Extract the lines that hold the string "company".

____________

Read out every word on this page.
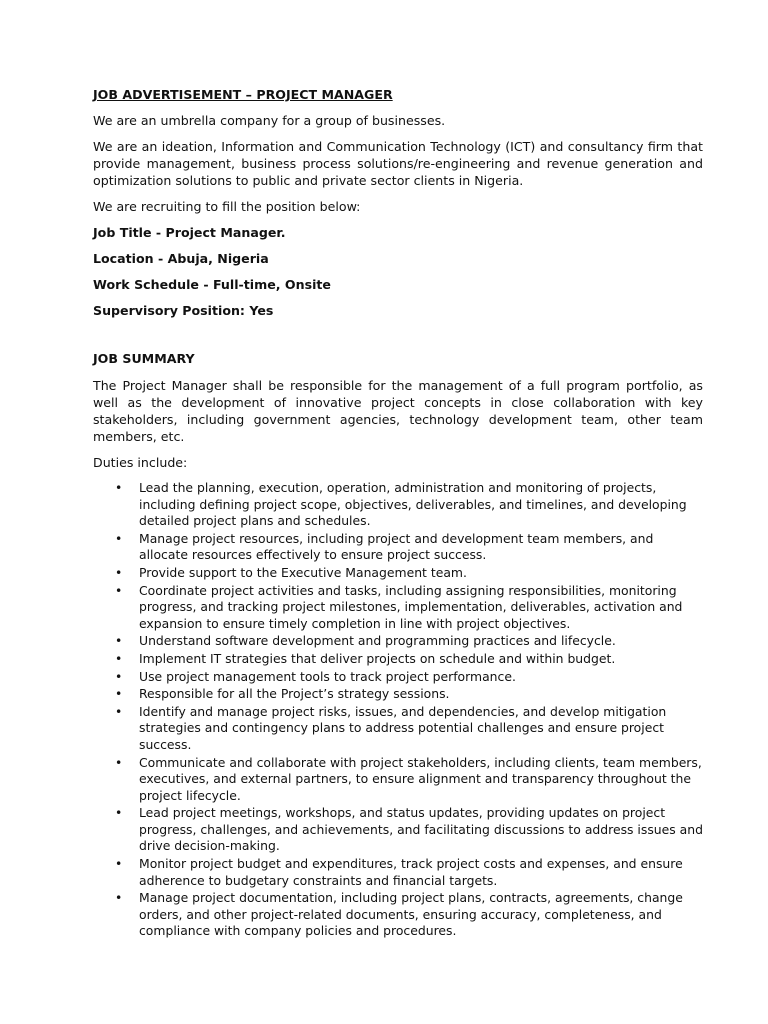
JOB ADVERTISEMENT – PROJECT MANAGER
We are an umbrella company for a group of businesses.
We are an ideation, Information and Communication Technology (ICT) and consultancy firm that provide management, business process solutions/re-engineering and revenue generation and optimization solutions to public and private sector clients in Nigeria.
We are recruiting to fill the position below:
Job Title - Project Manager.
Location - Abuja, Nigeria
Work Schedule - Full-time, Onsite
Supervisory Position: Yes
JOB SUMMARY
The Project Manager shall be responsible for the management of a full program portfolio, as well as the development of innovative project concepts in close collaboration with key stakeholders, including government agencies, technology development team, other team members, etc.
Duties include:
• Lead the planning, execution, operation, administration and monitoring of projects, including defining project scope, objectives, deliverables, and timelines, and developing detailed project plans and schedules.
• Manage project resources, including project and development team members, and allocate resources effectively to ensure project success.
• Provide support to the Executive Management team.
• Coordinate project activities and tasks, including assigning responsibilities, monitoring progress, and tracking project milestones, implementation, deliverables, activation and expansion to ensure timely completion in line with project objectives.
• Understand software development and programming practices and lifecycle.
• Implement IT strategies that deliver projects on schedule and within budget.
• Use project management tools to track project performance.
• Responsible for all the Project’s strategy sessions.
• Identify and manage project risks, issues, and dependencies, and develop mitigation strategies and contingency plans to address potential challenges and ensure project success.
• Communicate and collaborate with project stakeholders, including clients, team members, executives, and external partners, to ensure alignment and transparency throughout the project lifecycle.
• Lead project meetings, workshops, and status updates, providing updates on project progress, challenges, and achievements, and facilitating discussions to address issues and drive decision-making.
• Monitor project budget and expenditures, track project costs and expenses, and ensure adherence to budgetary constraints and financial targets.
• Manage project documentation, including project plans, contracts, agreements, change orders, and other project-related documents, ensuring accuracy, completeness, and compliance with company policies and procedures.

____________

> _TASK OUTPUT_:
We are an umbrella company for a group of businesses.
• Manage project documentation, including project plans, contracts, agreements, change orders, and other project-related documents, ensuring accuracy, completeness, and compliance with company policies and procedures.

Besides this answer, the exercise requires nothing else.